# EXERCISE TASK
Go through the records and give each one again exactly.

· · ·

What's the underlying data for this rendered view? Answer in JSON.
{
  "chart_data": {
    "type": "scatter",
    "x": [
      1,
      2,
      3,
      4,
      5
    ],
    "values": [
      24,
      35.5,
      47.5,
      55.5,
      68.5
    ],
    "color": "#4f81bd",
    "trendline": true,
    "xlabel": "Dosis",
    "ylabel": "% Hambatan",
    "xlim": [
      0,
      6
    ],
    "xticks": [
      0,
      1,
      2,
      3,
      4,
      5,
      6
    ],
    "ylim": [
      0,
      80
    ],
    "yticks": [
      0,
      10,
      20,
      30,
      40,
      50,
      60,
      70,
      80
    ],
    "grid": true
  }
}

· · ·

# RESPONSE TO THE EXERCISE
What's the underlying data for this rendered view? Answer in JSON.
{
  "chart_data": {
    "type": "scatter",
    "x": [
      1,
      2,
      3,
      4,
      5
    ],
    "values": [
      24,
      35.5,
      47.5,
      55.5,
      68.5
    ],
    "color": "#4f81bd",
    "trendline": true,
    "xlabel": "Dosis",
    "ylabel": "% Hambatan",
    "xlim": [
      0,
      6
    ],
    "xticks": [
      0,
      1,
      2,
      3,
      4,
      5,
      6
    ],
    "ylim": [
      0,
      80
    ],
    "yticks": [
      0,
      10,
      20,
      30,
      40,
      50,
      60,
      70,
      80
    ],
    "grid": true
  }
}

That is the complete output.